» Provided entries:
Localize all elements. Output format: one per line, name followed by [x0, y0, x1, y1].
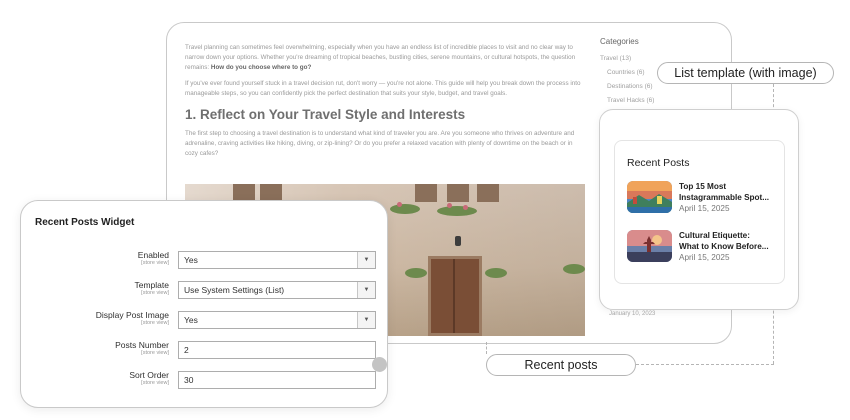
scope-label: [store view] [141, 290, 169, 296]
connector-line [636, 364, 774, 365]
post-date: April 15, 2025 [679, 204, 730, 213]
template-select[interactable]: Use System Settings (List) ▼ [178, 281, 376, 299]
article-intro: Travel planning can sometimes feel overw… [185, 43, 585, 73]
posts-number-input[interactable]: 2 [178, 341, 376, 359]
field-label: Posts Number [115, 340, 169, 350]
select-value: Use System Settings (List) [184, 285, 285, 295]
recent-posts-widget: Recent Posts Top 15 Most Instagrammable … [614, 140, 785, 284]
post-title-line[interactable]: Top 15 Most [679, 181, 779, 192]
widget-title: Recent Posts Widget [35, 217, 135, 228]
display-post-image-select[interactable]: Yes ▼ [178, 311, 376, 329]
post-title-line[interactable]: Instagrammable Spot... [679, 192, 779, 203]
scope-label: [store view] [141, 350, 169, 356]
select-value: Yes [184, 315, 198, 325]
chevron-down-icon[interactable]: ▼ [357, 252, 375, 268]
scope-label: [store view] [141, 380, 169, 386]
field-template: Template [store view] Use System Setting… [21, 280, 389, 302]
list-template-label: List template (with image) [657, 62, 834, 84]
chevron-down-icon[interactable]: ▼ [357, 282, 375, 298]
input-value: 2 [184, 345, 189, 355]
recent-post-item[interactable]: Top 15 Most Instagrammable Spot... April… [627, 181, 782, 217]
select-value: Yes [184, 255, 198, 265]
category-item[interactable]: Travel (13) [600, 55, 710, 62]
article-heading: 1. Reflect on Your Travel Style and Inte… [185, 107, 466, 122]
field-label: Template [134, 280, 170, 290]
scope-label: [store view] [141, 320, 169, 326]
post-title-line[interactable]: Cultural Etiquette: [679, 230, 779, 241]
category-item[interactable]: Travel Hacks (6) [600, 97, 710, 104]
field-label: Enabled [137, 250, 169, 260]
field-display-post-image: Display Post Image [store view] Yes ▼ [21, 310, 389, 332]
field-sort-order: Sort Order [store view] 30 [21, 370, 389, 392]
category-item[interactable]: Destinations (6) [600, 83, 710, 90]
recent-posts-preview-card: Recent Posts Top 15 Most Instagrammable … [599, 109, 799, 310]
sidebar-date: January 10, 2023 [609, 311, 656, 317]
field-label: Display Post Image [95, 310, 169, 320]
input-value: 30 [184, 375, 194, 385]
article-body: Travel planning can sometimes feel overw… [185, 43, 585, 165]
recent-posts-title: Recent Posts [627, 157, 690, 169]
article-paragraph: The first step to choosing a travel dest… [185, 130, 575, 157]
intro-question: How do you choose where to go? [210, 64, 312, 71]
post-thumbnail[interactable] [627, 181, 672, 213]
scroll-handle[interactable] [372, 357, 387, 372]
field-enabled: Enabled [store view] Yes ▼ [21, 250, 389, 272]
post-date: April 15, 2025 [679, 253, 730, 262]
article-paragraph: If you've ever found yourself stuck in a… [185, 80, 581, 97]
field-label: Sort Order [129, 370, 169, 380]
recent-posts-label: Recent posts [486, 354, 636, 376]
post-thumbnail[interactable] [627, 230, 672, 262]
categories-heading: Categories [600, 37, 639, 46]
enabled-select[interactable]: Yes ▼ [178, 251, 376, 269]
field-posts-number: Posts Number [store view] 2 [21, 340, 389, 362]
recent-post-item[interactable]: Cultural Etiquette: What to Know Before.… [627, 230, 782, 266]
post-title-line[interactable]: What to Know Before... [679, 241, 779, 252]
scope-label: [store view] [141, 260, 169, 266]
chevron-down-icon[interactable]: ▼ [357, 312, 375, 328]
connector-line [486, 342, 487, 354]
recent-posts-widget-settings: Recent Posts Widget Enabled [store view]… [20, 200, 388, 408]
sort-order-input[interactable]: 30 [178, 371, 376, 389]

* * *

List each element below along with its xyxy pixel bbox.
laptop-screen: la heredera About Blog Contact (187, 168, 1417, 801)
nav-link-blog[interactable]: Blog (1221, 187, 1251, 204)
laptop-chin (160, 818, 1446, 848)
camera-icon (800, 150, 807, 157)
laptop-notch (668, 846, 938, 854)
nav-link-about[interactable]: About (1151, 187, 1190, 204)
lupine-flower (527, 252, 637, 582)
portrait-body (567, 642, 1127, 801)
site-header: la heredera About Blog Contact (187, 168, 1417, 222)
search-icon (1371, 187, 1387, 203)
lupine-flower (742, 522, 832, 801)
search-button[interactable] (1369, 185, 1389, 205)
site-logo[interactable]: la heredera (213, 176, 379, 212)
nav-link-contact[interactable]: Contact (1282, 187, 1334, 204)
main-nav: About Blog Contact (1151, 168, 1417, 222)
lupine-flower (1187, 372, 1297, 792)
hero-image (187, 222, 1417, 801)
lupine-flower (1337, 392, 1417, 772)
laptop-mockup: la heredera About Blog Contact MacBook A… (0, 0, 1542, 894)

* * *

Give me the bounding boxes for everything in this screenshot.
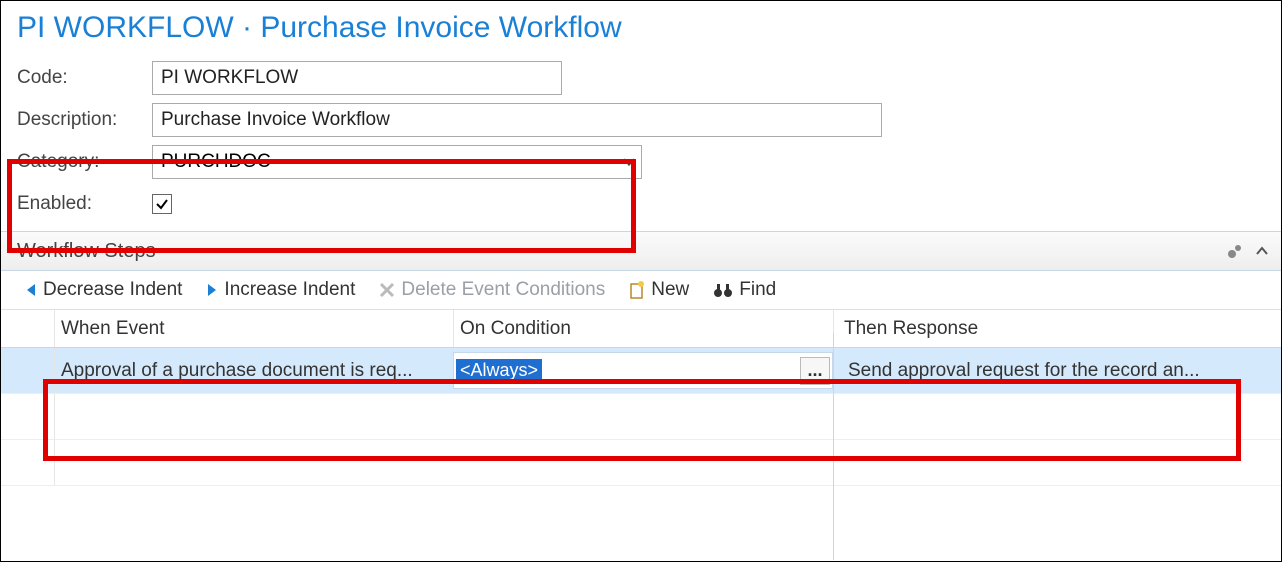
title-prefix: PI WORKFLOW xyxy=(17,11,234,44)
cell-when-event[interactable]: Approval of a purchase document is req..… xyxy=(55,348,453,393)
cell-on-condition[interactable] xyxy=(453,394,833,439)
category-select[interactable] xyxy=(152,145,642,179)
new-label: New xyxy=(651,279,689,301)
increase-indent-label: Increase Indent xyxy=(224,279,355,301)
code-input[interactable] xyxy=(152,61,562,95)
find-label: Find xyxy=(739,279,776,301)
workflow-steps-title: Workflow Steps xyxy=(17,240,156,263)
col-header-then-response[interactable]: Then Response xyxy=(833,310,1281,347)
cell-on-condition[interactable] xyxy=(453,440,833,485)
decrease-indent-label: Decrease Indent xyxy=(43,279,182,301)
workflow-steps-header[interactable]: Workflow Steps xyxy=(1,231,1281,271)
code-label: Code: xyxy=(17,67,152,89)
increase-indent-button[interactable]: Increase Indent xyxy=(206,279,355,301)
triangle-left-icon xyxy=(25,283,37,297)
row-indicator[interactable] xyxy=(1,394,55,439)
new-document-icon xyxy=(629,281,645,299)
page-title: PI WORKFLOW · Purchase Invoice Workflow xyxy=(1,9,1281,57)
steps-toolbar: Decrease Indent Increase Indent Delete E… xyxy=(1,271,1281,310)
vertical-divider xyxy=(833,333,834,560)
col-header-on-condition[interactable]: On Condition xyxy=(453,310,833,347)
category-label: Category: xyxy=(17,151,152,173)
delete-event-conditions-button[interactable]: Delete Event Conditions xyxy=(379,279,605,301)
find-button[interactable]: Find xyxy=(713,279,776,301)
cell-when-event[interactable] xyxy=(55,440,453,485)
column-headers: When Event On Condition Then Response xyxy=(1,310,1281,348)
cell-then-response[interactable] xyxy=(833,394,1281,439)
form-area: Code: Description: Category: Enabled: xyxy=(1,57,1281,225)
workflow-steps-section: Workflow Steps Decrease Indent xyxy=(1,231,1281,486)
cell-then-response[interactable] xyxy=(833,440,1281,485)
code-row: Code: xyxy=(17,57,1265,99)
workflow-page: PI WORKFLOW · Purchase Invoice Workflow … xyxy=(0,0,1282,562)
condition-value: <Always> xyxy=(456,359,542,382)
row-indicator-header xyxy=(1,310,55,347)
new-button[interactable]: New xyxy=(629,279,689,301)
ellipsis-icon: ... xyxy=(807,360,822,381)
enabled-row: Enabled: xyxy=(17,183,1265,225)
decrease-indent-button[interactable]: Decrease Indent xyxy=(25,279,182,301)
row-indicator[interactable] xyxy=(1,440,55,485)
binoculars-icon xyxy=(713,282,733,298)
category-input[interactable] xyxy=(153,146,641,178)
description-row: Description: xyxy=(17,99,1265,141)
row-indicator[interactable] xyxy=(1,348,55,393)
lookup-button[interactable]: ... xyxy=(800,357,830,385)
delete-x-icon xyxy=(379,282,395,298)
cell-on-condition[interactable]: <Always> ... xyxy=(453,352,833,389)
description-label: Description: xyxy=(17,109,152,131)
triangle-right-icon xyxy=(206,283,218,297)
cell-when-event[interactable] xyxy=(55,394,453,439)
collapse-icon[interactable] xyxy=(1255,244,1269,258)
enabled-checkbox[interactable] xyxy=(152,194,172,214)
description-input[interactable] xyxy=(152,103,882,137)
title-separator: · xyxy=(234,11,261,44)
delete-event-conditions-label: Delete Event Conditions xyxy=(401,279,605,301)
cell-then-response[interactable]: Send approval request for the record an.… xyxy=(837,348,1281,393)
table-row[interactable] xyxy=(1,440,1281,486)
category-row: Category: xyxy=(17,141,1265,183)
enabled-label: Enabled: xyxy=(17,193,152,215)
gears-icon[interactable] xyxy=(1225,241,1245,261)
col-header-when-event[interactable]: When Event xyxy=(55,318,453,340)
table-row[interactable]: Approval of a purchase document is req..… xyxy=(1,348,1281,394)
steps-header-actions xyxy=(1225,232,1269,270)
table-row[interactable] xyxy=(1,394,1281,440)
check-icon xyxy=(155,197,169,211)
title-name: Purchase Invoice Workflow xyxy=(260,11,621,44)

» Exercise: Can you format everything from the line containing "title-prefix: PI WORKFLOW xyxy=(17,11,234,44)" down to the line containing "triangle-left-icon xyxy=(25,283,37,297)" as a JSON list of strings, with one string per line and no blank lines?

» Result for this task:
[
  "title-prefix: PI WORKFLOW xyxy=(17,11,234,44)",
  "cell-when-event[interactable]: Approval of a purchase document is req..… xyxy=(55,348,453,393)",
  "cell-on-condition[interactable] xyxy=(453,394,833,439)",
  "category-select[interactable] xyxy=(152,145,642,179)",
  "new-label: New xyxy=(651,279,689,301)",
  "increase-indent-label: Increase Indent xyxy=(224,279,355,301)",
  "code-input[interactable] xyxy=(152,61,562,95)",
  "find-label: Find xyxy=(739,279,776,301)",
  "workflow-steps-title: Workflow Steps xyxy=(17,240,156,263)",
  "col-header-then-response[interactable]: Then Response xyxy=(833,310,1281,347)",
  "cell-on-condition[interactable] xyxy=(453,440,833,485)",
  "decrease-indent-label: Decrease Indent xyxy=(43,279,182,301)",
  "workflow-steps-header[interactable]: Workflow Steps xyxy=(1,231,1281,271)",
  "code-label: Code: xyxy=(17,67,152,89)",
  "increase-indent-button[interactable]: Increase Indent xyxy=(206,279,355,301)",
  "triangle-left-icon xyxy=(25,283,37,297)"
]